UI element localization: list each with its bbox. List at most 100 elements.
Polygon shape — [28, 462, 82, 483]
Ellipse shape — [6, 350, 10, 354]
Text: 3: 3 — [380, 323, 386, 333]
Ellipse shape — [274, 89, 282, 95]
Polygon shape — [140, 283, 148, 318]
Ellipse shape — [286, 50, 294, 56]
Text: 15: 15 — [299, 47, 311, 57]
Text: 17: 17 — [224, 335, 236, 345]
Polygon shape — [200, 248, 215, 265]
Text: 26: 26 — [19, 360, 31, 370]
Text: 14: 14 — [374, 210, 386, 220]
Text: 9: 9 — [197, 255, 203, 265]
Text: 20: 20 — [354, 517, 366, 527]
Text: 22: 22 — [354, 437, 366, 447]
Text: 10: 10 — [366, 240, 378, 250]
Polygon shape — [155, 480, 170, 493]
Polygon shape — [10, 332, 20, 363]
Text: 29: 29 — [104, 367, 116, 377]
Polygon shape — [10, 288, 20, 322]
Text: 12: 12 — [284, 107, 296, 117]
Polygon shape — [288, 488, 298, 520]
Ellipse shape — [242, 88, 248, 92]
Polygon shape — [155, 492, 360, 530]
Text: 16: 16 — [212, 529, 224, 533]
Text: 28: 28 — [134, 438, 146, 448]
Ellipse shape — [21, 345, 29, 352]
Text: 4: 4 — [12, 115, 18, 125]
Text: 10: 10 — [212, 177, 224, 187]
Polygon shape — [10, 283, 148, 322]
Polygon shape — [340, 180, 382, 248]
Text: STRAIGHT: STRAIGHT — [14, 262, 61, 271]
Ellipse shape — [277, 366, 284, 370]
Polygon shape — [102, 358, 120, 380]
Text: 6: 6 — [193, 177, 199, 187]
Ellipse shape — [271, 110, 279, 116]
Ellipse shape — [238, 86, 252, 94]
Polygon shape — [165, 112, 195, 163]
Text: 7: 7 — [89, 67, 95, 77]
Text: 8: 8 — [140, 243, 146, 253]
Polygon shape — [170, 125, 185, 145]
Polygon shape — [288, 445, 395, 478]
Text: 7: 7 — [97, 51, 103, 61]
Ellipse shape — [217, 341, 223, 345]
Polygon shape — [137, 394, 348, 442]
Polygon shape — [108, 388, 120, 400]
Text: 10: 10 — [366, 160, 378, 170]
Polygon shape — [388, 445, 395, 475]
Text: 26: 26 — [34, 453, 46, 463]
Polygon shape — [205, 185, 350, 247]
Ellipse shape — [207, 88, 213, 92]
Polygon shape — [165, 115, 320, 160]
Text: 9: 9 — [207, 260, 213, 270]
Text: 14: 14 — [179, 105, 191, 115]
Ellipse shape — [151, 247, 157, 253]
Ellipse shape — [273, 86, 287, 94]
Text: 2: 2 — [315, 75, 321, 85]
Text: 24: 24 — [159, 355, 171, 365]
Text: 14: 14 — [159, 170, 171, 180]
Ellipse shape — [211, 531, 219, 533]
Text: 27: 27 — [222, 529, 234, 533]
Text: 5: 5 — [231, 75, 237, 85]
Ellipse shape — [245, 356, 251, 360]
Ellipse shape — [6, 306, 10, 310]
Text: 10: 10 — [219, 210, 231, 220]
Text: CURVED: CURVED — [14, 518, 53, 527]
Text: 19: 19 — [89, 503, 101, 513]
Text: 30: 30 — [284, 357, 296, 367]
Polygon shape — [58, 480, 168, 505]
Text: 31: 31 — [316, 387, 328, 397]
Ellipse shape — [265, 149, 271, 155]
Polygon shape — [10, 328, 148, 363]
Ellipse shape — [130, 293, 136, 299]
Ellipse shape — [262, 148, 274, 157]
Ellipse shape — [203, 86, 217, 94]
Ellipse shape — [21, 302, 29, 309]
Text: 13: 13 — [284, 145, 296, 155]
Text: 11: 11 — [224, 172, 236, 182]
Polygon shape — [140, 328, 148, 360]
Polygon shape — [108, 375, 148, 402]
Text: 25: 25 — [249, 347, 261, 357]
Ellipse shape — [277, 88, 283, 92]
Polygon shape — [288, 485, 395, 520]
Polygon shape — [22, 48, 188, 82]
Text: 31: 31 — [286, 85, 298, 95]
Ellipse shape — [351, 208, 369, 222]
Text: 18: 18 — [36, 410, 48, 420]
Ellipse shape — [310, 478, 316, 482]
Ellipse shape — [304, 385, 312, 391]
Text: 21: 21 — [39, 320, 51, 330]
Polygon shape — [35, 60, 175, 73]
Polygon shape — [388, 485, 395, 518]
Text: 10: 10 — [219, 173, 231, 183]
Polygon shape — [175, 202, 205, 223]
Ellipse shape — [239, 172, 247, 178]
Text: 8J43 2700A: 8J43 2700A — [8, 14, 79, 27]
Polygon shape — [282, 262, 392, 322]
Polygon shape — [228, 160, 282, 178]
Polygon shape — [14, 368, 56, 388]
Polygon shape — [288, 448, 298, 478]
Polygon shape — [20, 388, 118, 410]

######

## [Written problem]
Format every row above as a numbered list, omitting any blank lines.

## [The completed task]
1. UI element localization: list each with its bbox. List at most 100 elements.
2. Polygon shape — [28, 462, 82, 483]
3. Ellipse shape — [6, 350, 10, 354]
4. Text: 3: 3 — [380, 323, 386, 333]
5. Ellipse shape — [274, 89, 282, 95]
6. Polygon shape — [140, 283, 148, 318]
7. Ellipse shape — [286, 50, 294, 56]
8. Text: 15: 15 — [299, 47, 311, 57]
9. Text: 17: 17 — [224, 335, 236, 345]
10. Polygon shape — [200, 248, 215, 265]
11. Text: 26: 26 — [19, 360, 31, 370]
12. Text: 14: 14 — [374, 210, 386, 220]
13. Text: 9: 9 — [197, 255, 203, 265]
14. Text: 20: 20 — [354, 517, 366, 527]
15. Text: 22: 22 — [354, 437, 366, 447]
16. Text: 10: 10 — [366, 240, 378, 250]
17. Polygon shape — [155, 480, 170, 493]
18. Polygon shape — [10, 332, 20, 363]
19. Text: 29: 29 — [104, 367, 116, 377]
20. Polygon shape — [10, 288, 20, 322]
21. Text: 12: 12 — [284, 107, 296, 117]
22. Polygon shape — [288, 488, 298, 520]
23. Ellipse shape — [242, 88, 248, 92]
24. Polygon shape — [155, 492, 360, 530]
25. Text: 16: 16 — [212, 529, 224, 533]
26. Text: 28: 28 — [134, 438, 146, 448]
27. Ellipse shape — [21, 345, 29, 352]
28. Text: 4: 4 — [12, 115, 18, 125]
29. Text: 10: 10 — [212, 177, 224, 187]
30. Polygon shape — [10, 283, 148, 322]
31. Polygon shape — [340, 180, 382, 248]
32. Text: STRAIGHT: STRAIGHT — [14, 262, 61, 271]
33. Ellipse shape — [277, 366, 284, 370]
34. Polygon shape — [102, 358, 120, 380]
35. Text: 6: 6 — [193, 177, 199, 187]
36. Ellipse shape — [271, 110, 279, 116]
37. Ellipse shape — [238, 86, 252, 94]
38. Polygon shape — [165, 112, 195, 163]
39. Text: 7: 7 — [89, 67, 95, 77]
40. Text: 8: 8 — [140, 243, 146, 253]
41. Polygon shape — [170, 125, 185, 145]
42. Polygon shape — [288, 445, 395, 478]
43. Text: 7: 7 — [97, 51, 103, 61]
44. Ellipse shape — [217, 341, 223, 345]
45. Polygon shape — [137, 394, 348, 442]
46. Polygon shape — [108, 388, 120, 400]
47. Text: 10: 10 — [366, 160, 378, 170]
48. Polygon shape — [388, 445, 395, 475]
49. Text: 26: 26 — [34, 453, 46, 463]
50. Polygon shape — [205, 185, 350, 247]
51. Ellipse shape — [207, 88, 213, 92]
52. Polygon shape — [165, 115, 320, 160]
53. Text: 9: 9 — [207, 260, 213, 270]
54. Text: 14: 14 — [179, 105, 191, 115]
55. Ellipse shape — [151, 247, 157, 253]
56. Ellipse shape — [273, 86, 287, 94]
57. Text: 2: 2 — [315, 75, 321, 85]
58. Text: 24: 24 — [159, 355, 171, 365]
59. Text: 14: 14 — [159, 170, 171, 180]
60. Ellipse shape — [211, 531, 219, 533]
61. Text: 27: 27 — [222, 529, 234, 533]
62. Text: 5: 5 — [231, 75, 237, 85]
63. Ellipse shape — [245, 356, 251, 360]
64. Ellipse shape — [6, 306, 10, 310]
65. Text: 10: 10 — [219, 210, 231, 220]
66. Text: CURVED: CURVED — [14, 518, 53, 527]
67. Text: 19: 19 — [89, 503, 101, 513]
68. Text: 30: 30 — [284, 357, 296, 367]
69. Polygon shape — [58, 480, 168, 505]
70. Text: 31: 31 — [316, 387, 328, 397]
71. Ellipse shape — [265, 149, 271, 155]
72. Polygon shape — [10, 328, 148, 363]
73. Ellipse shape — [130, 293, 136, 299]
74. Ellipse shape — [262, 148, 274, 157]
75. Ellipse shape — [203, 86, 217, 94]
76. Ellipse shape — [21, 302, 29, 309]
77. Text: 13: 13 — [284, 145, 296, 155]
78. Text: 11: 11 — [224, 172, 236, 182]
79. Polygon shape — [140, 328, 148, 360]
80. Polygon shape — [108, 375, 148, 402]
81. Text: 25: 25 — [249, 347, 261, 357]
82. Ellipse shape — [277, 88, 283, 92]
83. Polygon shape — [288, 485, 395, 520]
84. Polygon shape — [22, 48, 188, 82]
85. Text: 31: 31 — [286, 85, 298, 95]
86. Ellipse shape — [351, 208, 369, 222]
87. Text: 18: 18 — [36, 410, 48, 420]
88. Ellipse shape — [310, 478, 316, 482]
89. Ellipse shape — [304, 385, 312, 391]
90. Text: 21: 21 — [39, 320, 51, 330]
91. Polygon shape — [35, 60, 175, 73]
92. Polygon shape — [388, 485, 395, 518]
93. Text: 10: 10 — [219, 173, 231, 183]
94. Polygon shape — [175, 202, 205, 223]
95. Ellipse shape — [239, 172, 247, 178]
96. Text: 8J43 2700A: 8J43 2700A — [8, 14, 79, 27]
97. Polygon shape — [282, 262, 392, 322]
98. Polygon shape — [228, 160, 282, 178]
99. Polygon shape — [14, 368, 56, 388]
100. Polygon shape — [288, 448, 298, 478]
101. Polygon shape — [20, 388, 118, 410]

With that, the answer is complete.